# INPUT DATA start

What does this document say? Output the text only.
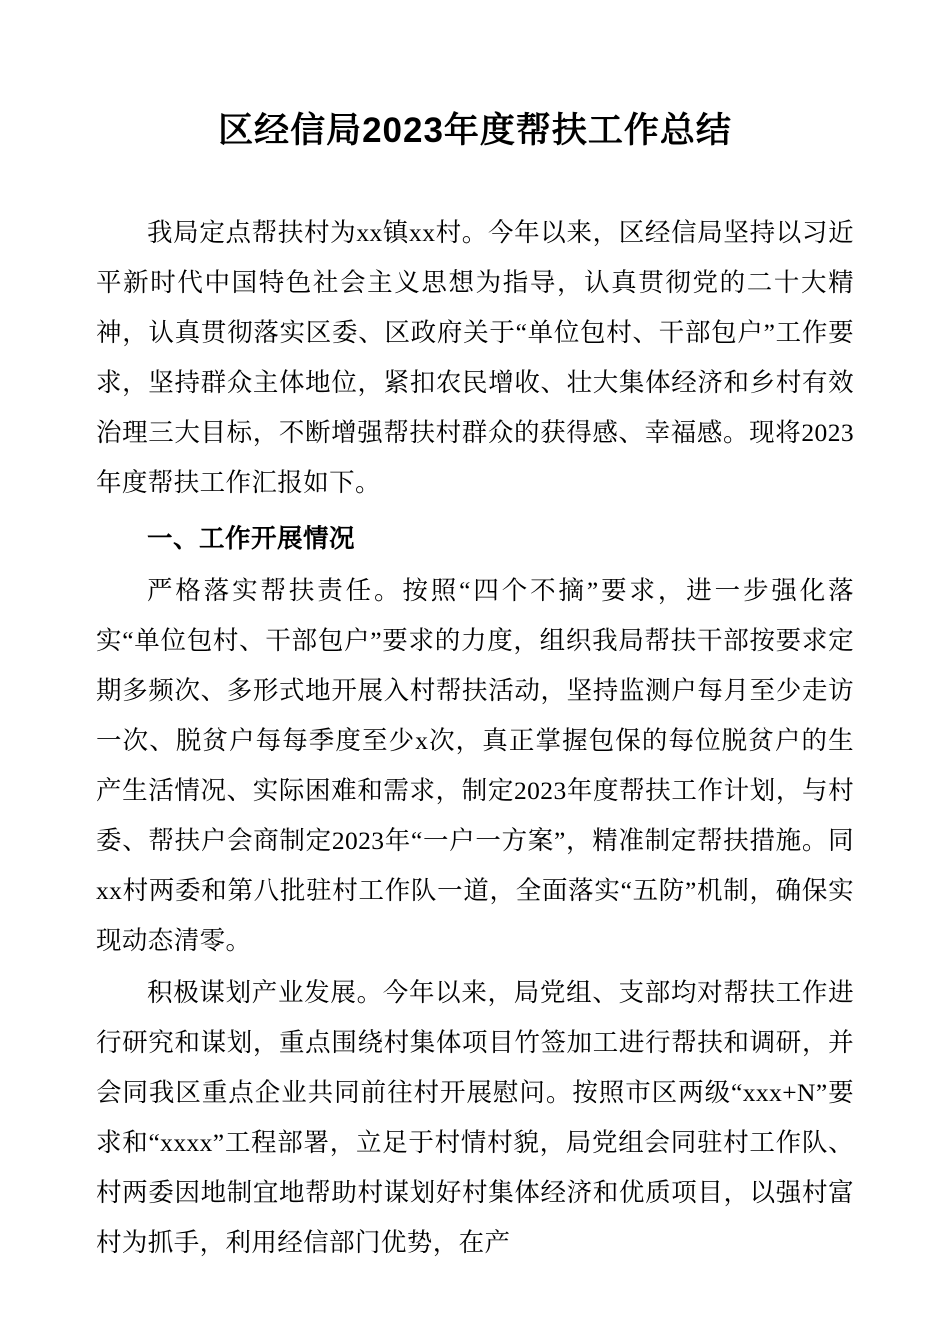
区经信局2023年度帮扶工作总结

我局定点帮扶村为xx镇xx村。今年以来，区经信局坚持以习近平新时代中国特色社会主义思想为指导，认真贯彻党的二十大精神，认真贯彻落实区委、区政府关于“单位包村、干部包户”工作要求，坚持群众主体地位，紧扣农民增收、壮大集体经济和乡村有效治理三大目标，不断增强帮扶村群众的获得感、幸福感。现将2023年度帮扶工作汇报如下。

一、工作开展情况

严格落实帮扶责任。按照“四个不摘”要求，进一步强化落实“单位包村、干部包户”要求的力度，组织我局帮扶干部按要求定期多频次、多形式地开展入村帮扶活动，坚持监测户每月至少走访一次、脱贫户每每季度至少x次，真正掌握包保的每位脱贫户的生产生活情况、实际困难和需求，制定2023年度帮扶工作计划，与村委、帮扶户会商制定2023年“一户一方案”，精准制定帮扶措施。同xx村两委和第八批驻村工作队一道，全面落实“五防”机制，确保实现动态清零。

积极谋划产业发展。今年以来，局党组、支部均对帮扶工作进行研究和谋划，重点围绕村集体项目竹签加工进行帮扶和调研，并会同我区重点企业共同前往村开展慰问。按照市区两级“xxx+N”要求和“xxxx”工程部署，立足于村情村貌，局党组会同驻村工作队、村两委因地制宜地帮助村谋划好村集体经济和优质项目，以强村富村为抓手，利用经信部门优势，在产
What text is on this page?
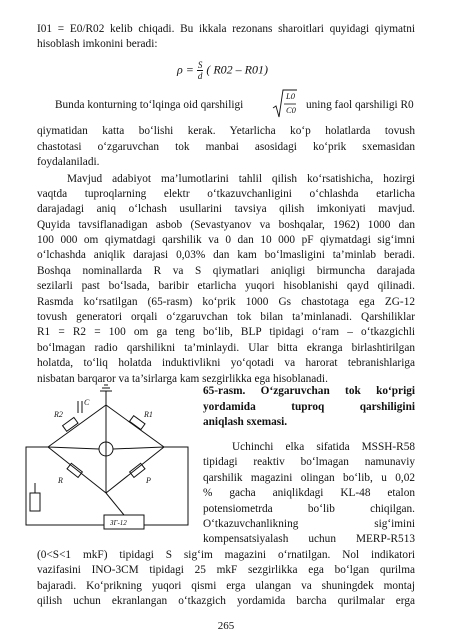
I01 = E0/R02 kelib chiqadi. Bu ikkala rezonans sharoitlari quyidagi qiymatni
hisoblash imkonini beradi:
$\rho = \frac{S}{d}$ ( R02 – R01)
Bunda konturning to‘lqinga oid qarshiligi
L0
C0 uning faol qarshiligi R0
qiymatidan katta bo‘lishi kerak. Yetarlicha ko‘p holatlarda tovush
chastotasi o‘zgaruvchan tok manbai asosidagi ko‘prik sxemasidan
foydalaniladi.
Mavjud adabiyot ma’lumotlarini tahlil qilish ko‘rsatishicha, hozirgi
vaqtda tuproqlarning elektr o‘tkazuvchanligini o‘chlashda etarlicha
darajadagi aniq o‘lchash usullarini tavsiya qilish imkoniyati mavjud.
Quyida tavsiflanadigan asbob (Sevastyanov va boshqalar, 1962) 1000 dan
100 000 om qiymatdagi qarshilik va 0 dan 10 000 pF qiymatdagi sig‘imni
o‘lchashda aniqlik darajasi 0,03% dan kam bo‘lmasligini ta’minlab beradi.
Boshqa nominallarda R va S qiymatlari aniqligi birmuncha darajada
sezilarli past bo‘lsada, baribir etarlicha yuqori hisoblanishi qayd qilinadi.
Rasmda ko‘rsatilgan (65-rasm) ko‘prik 1000 Gs chastotaga ega ZG-12
tovush generatori orqali o‘zgaruvchan tok bilan ta’minlanadi. Qarshiliklar
R1 = R2 = 100 om ga teng bo‘lib, BLP tipidagi o‘ram – o‘tkazgichli
bo‘lmagan radio qarshilikni ta’minlaydi. Ular bitta ekranga birlashtirilgan
holatda, to‘liq holatda induktivlikni yo‘qotadi va harorat tebranishlariga
nisbatan barqaror va ta’sirlarga kam sezgirlikka ega hisoblanadi.
R2
C
R1
R	P
ЗГ-12
65-rasm. O‘zgaruvchan tok ko‘prigi
yordamida tuproq qarshiligini
aniqlash sxemasi.
Uchinchi elka sifatida MSSH-R58
tipidagi reaktiv bo‘lmagan namunaviy
qarshilik magazini olingan bo‘lib, u 0,02
% gacha aniqlikdagi KL-48 etalon
potensiometrda bo‘lib chiqilgan.
O‘tkazuvchanlikning sig‘imini
kompensatsiyalash uchun MERP-R513
(0<S<1 mkF) tipidagi S sig‘im magazini o‘rnatilgan. Nol indikatori
vazifasini INO-3CM tipidagi 25 mkF sezgirlikka ega bo‘lgan qurilma
bajaradi. Ko‘prikning yuqori qismi erga ulangan va shuningdek montaj
qilish uchun ekranlangan o‘tkazgich yordamida barcha qurilmalar erga
265
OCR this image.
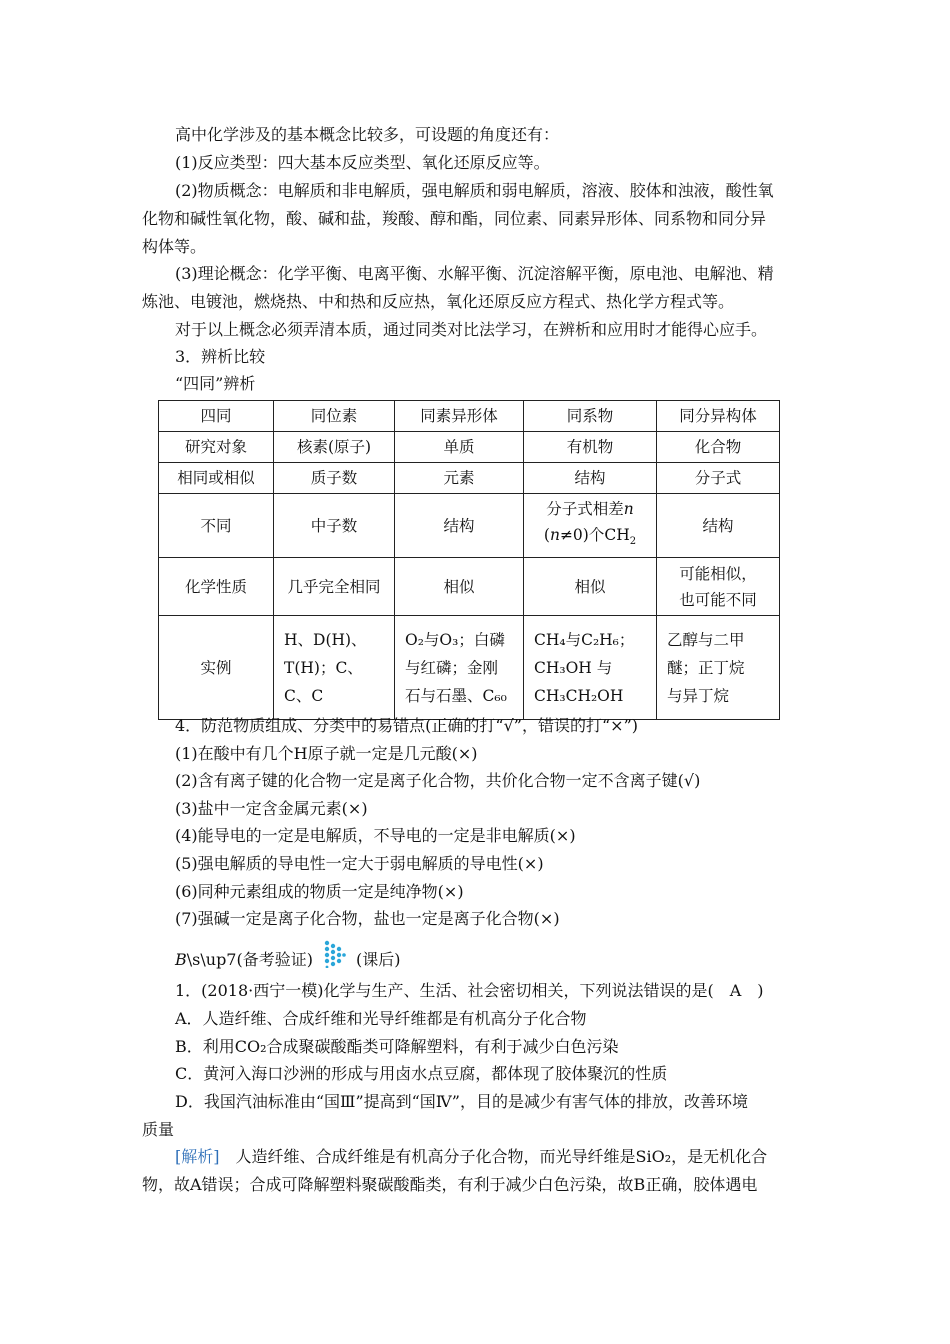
高中化学涉及的基本概念比较多，可设题的角度还有：
(1)反应类型：四大基本反应类型、氧化还原反应等。
(2)物质概念：电解质和非电解质，强电解质和弱电解质，溶液、胶体和浊液，酸性氧
化物和碱性氧化物，酸、碱和盐，羧酸、醇和酯，同位素、同素异形体、同系物和同分异
构体等。
(3)理论概念：化学平衡、电离平衡、水解平衡、沉淀溶解平衡，原电池、电解池、精
炼池、电镀池，燃烧热、中和热和反应热，氧化还原反应方程式、热化学方程式等。
对于以上概念必须弄清本质，通过同类对比法学习，在辨析和应用时才能得心应手。
3．辨析比较
“四同”辨析
四同	同位素	同素异形体	同系物	同分异构体
研究对象	核素(原子)	单质	有机物	化合物
相同或相似	质子数	元素	结构	分子式
不同	中子数	结构	分子式相差n
(n≠0)个$CH_2$	结构
化学性质	几乎完全相同	相似	相似	可能相似，
也可能不同
实例	H、D(H)、
T(H)；C、
C、C	O₂与O₃；白磷
与红磷；金刚
石与石墨、C₆₀	CH₄与C₂H₆；
CH₃OH 与
CH₃CH₂OH	乙醇与二甲
醚；正丁烷
与异丁烷
4．防范物质组成、分类中的易错点(正确的打“√”，错误的打“×”)
(1)在酸中有几个H原子就一定是几元酸(×)
(2)含有离子键的化合物一定是离子化合物，共价化合物一定不含离子键(√)
(3)盐中一定含金属元素(×)
(4)能导电的一定是电解质，不导电的一定是非电解质(×)
(5)强电解质的导电性一定大于弱电解质的导电性(×)
(6)同种元素组成的物质一定是纯净物(×)
(7)强碱一定是离子化合物，盐也一定是离子化合物(×)
B\s\up7(备考验证)	(课后)
1．(2018·西宁一模)化学与生产、生活、社会密切相关，下列说法错误的是(　A　)
A．人造纤维、合成纤维和光导纤维都是有机高分子化合物
B．利用CO₂合成聚碳酸酯类可降解塑料，有利于减少白色污染
C．黄河入海口沙洲的形成与用卤水点豆腐，都体现了胶体聚沉的性质
D．我国汽油标准由“国Ⅲ”提高到“国Ⅳ”，目的是减少有害气体的排放，改善环境
质量
[解析]　人造纤维、合成纤维是有机高分子化合物，而光导纤维是SiO₂，是无机化合
物，故A错误；合成可降解塑料聚碳酸酯类，有利于减少白色污染，故B正确，胶体遇电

# INPUT DATA end

- **STATED PROBLEM**: Reproduce the material in full, word for word, and omit the pictures.

- **SOLUTION FOR THIS PROBLEM**:
What does this document say? Output the text only.
区经信局2023年度帮扶工作总结

我局定点帮扶村为xx镇xx村。今年以来，区经信局坚持以习近平新时代中国特色社会主义思想为指导，认真贯彻党的二十大精神，认真贯彻落实区委、区政府关于“单位包村、干部包户”工作要求，坚持群众主体地位，紧扣农民增收、壮大集体经济和乡村有效治理三大目标，不断增强帮扶村群众的获得感、幸福感。现将2023年度帮扶工作汇报如下。

一、工作开展情况

严格落实帮扶责任。按照“四个不摘”要求，进一步强化落实“单位包村、干部包户”要求的力度，组织我局帮扶干部按要求定期多频次、多形式地开展入村帮扶活动，坚持监测户每月至少走访一次、脱贫户每每季度至少x次，真正掌握包保的每位脱贫户的生产生活情况、实际困难和需求，制定2023年度帮扶工作计划，与村委、帮扶户会商制定2023年“一户一方案”，精准制定帮扶措施。同xx村两委和第八批驻村工作队一道，全面落实“五防”机制，确保实现动态清零。

积极谋划产业发展。今年以来，局党组、支部均对帮扶工作进行研究和谋划，重点围绕村集体项目竹签加工进行帮扶和调研，并会同我区重点企业共同前往村开展慰问。按照市区两级“xxx+N”要求和“xxxx”工程部署，立足于村情村貌，局党组会同驻村工作队、村两委因地制宜地帮助村谋划好村集体经济和优质项目，以强村富村为抓手，利用经信部门优势，在产
What text is on this page?
I01 = E0/R02 kelib chiqadi. Bu ikkala rezonans sharoitlari quyidagi qiymatni
hisoblash imkonini beradi:
$\rho = \frac{S}{d}$ ( R02 – R01)
Bunda konturning to‘lqinga oid qarshiligi
L0
C0 uning faol qarshiligi R0
qiymatidan katta bo‘lishi kerak. Yetarlicha ko‘p holatlarda tovush
chastotasi o‘zgaruvchan tok manbai asosidagi ko‘prik sxemasidan
foydalaniladi.
Mavjud adabiyot ma’lumotlarini tahlil qilish ko‘rsatishicha, hozirgi
vaqtda tuproqlarning elektr o‘tkazuvchanligini o‘chlashda etarlicha
darajadagi aniq o‘lchash usullarini tavsiya qilish imkoniyati mavjud.
Quyida tavsiflanadigan asbob (Sevastyanov va boshqalar, 1962) 1000 dan
100 000 om qiymatdagi qarshilik va 0 dan 10 000 pF qiymatdagi sig‘imni
o‘lchashda aniqlik darajasi 0,03% dan kam bo‘lmasligini ta’minlab beradi.
Boshqa nominallarda R va S qiymatlari aniqligi birmuncha darajada
sezilarli past bo‘lsada, baribir etarlicha yuqori hisoblanishi qayd qilinadi.
Rasmda ko‘rsatilgan (65-rasm) ko‘prik 1000 Gs chastotaga ega ZG-12
tovush generatori orqali o‘zgaruvchan tok bilan ta’minlanadi. Qarshiliklar
R1 = R2 = 100 om ga teng bo‘lib, BLP tipidagi o‘ram – o‘tkazgichli
bo‘lmagan radio qarshilikni ta’minlaydi. Ular bitta ekranga birlashtirilgan
holatda, to‘liq holatda induktivlikni yo‘qotadi va harorat tebranishlariga
nisbatan barqaror va ta’sirlarga kam sezgirlikka ega hisoblanadi.
R2
C
R1
R	P
ЗГ-12
65-rasm. O‘zgaruvchan tok ko‘prigi
yordamida tuproq qarshiligini
aniqlash sxemasi.
Uchinchi elka sifatida MSSH-R58
tipidagi reaktiv bo‘lmagan namunaviy
qarshilik magazini olingan bo‘lib, u 0,02
% gacha aniqlikdagi KL-48 etalon
potensiometrda bo‘lib chiqilgan.
O‘tkazuvchanlikning sig‘imini
kompensatsiyalash uchun MERP-R513
(0<S<1 mkF) tipidagi S sig‘im magazini o‘rnatilgan. Nol indikatori
vazifasini INO-3CM tipidagi 25 mkF sezgirlikka ega bo‘lgan qurilma
bajaradi. Ko‘prikning yuqori qismi erga ulangan va shuningdek montaj
qilish uchun ekranlangan o‘tkazgich yordamida barcha qurilmalar erga
265
OCR this image.
高中化学涉及的基本概念比较多，可设题的角度还有：
(1)反应类型：四大基本反应类型、氧化还原反应等。
(2)物质概念：电解质和非电解质，强电解质和弱电解质，溶液、胶体和浊液，酸性氧
化物和碱性氧化物，酸、碱和盐，羧酸、醇和酯，同位素、同素异形体、同系物和同分异
构体等。
(3)理论概念：化学平衡、电离平衡、水解平衡、沉淀溶解平衡，原电池、电解池、精
炼池、电镀池，燃烧热、中和热和反应热，氧化还原反应方程式、热化学方程式等。
对于以上概念必须弄清本质，通过同类对比法学习，在辨析和应用时才能得心应手。
3．辨析比较
“四同”辨析
四同	同位素	同素异形体	同系物	同分异构体
研究对象	核素(原子)	单质	有机物	化合物
相同或相似	质子数	元素	结构	分子式
不同	中子数	结构	分子式相差n
(n≠0)个$CH_2$	结构
化学性质	几乎完全相同	相似	相似	可能相似，
也可能不同
实例	H、D(H)、
T(H)；C、
C、C	O₂与O₃；白磷
与红磷；金刚
石与石墨、C₆₀	CH₄与C₂H₆；
CH₃OH 与
CH₃CH₂OH	乙醇与二甲
醚；正丁烷
与异丁烷
4．防范物质组成、分类中的易错点(正确的打“√”，错误的打“×”)
(1)在酸中有几个H原子就一定是几元酸(×)
(2)含有离子键的化合物一定是离子化合物，共价化合物一定不含离子键(√)
(3)盐中一定含金属元素(×)
(4)能导电的一定是电解质，不导电的一定是非电解质(×)
(5)强电解质的导电性一定大于弱电解质的导电性(×)
(6)同种元素组成的物质一定是纯净物(×)
(7)强碱一定是离子化合物，盐也一定是离子化合物(×)
B\s\up7(备考验证)	(课后)
1．(2018·西宁一模)化学与生产、生活、社会密切相关，下列说法错误的是(　A　)
A．人造纤维、合成纤维和光导纤维都是有机高分子化合物
B．利用CO₂合成聚碳酸酯类可降解塑料，有利于减少白色污染
C．黄河入海口沙洲的形成与用卤水点豆腐，都体现了胶体聚沉的性质
D．我国汽油标准由“国Ⅲ”提高到“国Ⅳ”，目的是减少有害气体的排放，改善环境
质量
[解析]　人造纤维、合成纤维是有机高分子化合物，而光导纤维是SiO₂，是无机化合
物，故A错误；合成可降解塑料聚碳酸酯类，有利于减少白色污染，故B正确，胶体遇电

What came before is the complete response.